_YOUR GOAL_: Omit all pictures. Copy the rest of the material exactly.

::::::::::

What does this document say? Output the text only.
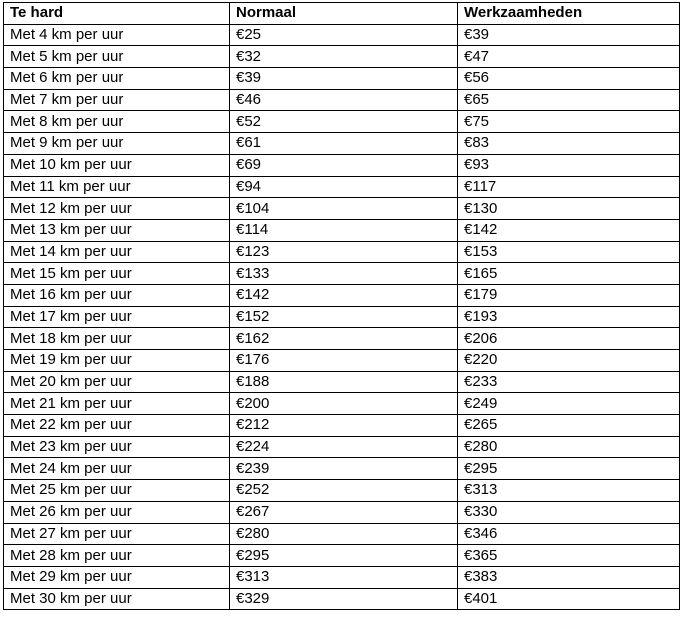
Te hard	Normaal	Werkzaamheden
Met 4 km per uur	€25	€39
Met 5 km per uur	€32	€47
Met 6 km per uur	€39	€56
Met 7 km per uur	€46	€65
Met 8 km per uur	€52	€75
Met 9 km per uur	€61	€83
Met 10 km per uur	€69	€93
Met 11 km per uur	€94	€117
Met 12 km per uur	€104	€130
Met 13 km per uur	€114	€142
Met 14 km per uur	€123	€153
Met 15 km per uur	€133	€165
Met 16 km per uur	€142	€179
Met 17 km per uur	€152	€193
Met 18 km per uur	€162	€206
Met 19 km per uur	€176	€220
Met 20 km per uur	€188	€233
Met 21 km per uur	€200	€249
Met 22 km per uur	€212	€265
Met 23 km per uur	€224	€280
Met 24 km per uur	€239	€295
Met 25 km per uur	€252	€313
Met 26 km per uur	€267	€330
Met 27 km per uur	€280	€346
Met 28 km per uur	€295	€365
Met 29 km per uur	€313	€383
Met 30 km per uur	€329	€401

::::::::::

_ANSWER TO THIS PROBLEM_:
What does this document say? Output the text only.
Te hard	Normaal	Werkzaamheden
Met 4 km per uur	€25	€39
Met 5 km per uur	€32	€47
Met 6 km per uur	€39	€56
Met 7 km per uur	€46	€65
Met 8 km per uur	€52	€75
Met 9 km per uur	€61	€83
Met 10 km per uur	€69	€93
Met 11 km per uur	€94	€117
Met 12 km per uur	€104	€130
Met 13 km per uur	€114	€142
Met 14 km per uur	€123	€153
Met 15 km per uur	€133	€165
Met 16 km per uur	€142	€179
Met 17 km per uur	€152	€193
Met 18 km per uur	€162	€206
Met 19 km per uur	€176	€220
Met 20 km per uur	€188	€233
Met 21 km per uur	€200	€249
Met 22 km per uur	€212	€265
Met 23 km per uur	€224	€280
Met 24 km per uur	€239	€295
Met 25 km per uur	€252	€313
Met 26 km per uur	€267	€330
Met 27 km per uur	€280	€346
Met 28 km per uur	€295	€365
Met 29 km per uur	€313	€383
Met 30 km per uur	€329	€401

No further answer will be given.